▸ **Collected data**
+ + +

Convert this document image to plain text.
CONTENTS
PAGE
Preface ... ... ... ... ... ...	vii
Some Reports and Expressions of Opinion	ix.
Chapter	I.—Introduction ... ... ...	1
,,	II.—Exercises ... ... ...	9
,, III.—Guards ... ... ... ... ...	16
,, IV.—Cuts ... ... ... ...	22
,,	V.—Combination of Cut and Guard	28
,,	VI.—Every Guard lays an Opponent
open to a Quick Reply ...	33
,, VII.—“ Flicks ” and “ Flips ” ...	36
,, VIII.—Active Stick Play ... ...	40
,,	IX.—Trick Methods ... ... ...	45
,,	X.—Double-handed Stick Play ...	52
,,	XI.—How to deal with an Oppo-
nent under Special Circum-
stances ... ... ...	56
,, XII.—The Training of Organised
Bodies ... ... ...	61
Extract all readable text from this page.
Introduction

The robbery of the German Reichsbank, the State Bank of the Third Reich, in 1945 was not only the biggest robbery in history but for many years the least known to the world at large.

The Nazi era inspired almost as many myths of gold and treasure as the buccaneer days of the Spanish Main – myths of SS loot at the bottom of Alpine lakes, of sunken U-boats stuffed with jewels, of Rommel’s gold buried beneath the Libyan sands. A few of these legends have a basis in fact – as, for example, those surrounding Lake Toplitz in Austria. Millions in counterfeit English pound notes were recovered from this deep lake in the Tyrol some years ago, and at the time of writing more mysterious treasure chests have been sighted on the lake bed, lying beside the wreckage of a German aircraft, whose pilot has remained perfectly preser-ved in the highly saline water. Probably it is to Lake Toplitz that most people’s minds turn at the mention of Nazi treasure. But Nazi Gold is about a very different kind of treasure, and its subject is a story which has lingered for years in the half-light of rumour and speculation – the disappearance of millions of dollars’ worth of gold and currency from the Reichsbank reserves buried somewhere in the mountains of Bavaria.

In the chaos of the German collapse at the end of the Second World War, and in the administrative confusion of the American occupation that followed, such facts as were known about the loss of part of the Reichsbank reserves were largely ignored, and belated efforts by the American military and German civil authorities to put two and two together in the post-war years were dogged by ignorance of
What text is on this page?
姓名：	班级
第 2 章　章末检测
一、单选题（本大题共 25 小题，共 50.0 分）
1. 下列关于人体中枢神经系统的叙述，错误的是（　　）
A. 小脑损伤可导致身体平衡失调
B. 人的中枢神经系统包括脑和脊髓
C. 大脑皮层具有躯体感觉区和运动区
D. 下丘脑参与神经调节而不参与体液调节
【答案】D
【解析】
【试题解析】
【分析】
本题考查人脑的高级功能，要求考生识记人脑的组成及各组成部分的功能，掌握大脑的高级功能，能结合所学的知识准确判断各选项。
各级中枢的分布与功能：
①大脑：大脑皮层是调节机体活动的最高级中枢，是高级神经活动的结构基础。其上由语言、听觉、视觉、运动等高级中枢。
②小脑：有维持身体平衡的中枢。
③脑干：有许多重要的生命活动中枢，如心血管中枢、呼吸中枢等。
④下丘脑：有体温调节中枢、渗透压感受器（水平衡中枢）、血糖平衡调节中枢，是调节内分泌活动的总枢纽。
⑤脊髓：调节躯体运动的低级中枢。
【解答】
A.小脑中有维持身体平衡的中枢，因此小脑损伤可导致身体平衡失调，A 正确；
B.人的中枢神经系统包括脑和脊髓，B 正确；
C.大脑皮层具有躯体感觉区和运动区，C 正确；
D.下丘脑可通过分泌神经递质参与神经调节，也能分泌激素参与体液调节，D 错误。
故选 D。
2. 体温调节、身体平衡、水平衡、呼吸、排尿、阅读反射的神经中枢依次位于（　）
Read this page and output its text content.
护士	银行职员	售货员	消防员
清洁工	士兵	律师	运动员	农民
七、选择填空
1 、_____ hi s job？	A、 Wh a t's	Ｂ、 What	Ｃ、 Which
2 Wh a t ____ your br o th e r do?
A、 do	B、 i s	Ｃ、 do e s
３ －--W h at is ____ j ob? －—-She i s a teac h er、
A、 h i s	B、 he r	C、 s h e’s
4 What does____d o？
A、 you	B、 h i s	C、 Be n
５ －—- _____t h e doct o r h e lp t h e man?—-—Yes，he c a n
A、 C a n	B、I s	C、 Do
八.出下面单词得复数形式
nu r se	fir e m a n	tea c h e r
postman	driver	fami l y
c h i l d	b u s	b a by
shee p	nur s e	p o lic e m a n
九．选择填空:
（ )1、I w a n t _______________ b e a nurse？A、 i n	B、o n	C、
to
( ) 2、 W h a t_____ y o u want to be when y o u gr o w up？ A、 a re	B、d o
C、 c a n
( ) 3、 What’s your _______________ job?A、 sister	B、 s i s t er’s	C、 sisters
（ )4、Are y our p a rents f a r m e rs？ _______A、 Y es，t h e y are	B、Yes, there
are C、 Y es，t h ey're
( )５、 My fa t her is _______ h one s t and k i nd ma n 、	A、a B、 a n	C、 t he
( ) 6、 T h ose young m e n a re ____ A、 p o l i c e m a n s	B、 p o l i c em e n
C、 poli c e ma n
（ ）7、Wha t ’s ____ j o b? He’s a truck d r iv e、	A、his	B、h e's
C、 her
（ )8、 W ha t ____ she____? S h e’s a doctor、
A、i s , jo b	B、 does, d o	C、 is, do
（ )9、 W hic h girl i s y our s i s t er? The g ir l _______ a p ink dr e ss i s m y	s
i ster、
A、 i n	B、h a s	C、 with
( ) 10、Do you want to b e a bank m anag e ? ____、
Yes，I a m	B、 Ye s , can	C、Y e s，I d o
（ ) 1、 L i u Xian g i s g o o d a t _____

+ + +

▸ **The task**
Find the lines with the string "text" and reproduce them.

▸ **Solution to this exercise**
Convert this document image to plain text.
Extract all readable text from this page.
What text is on this page?
Read this page and output its text content.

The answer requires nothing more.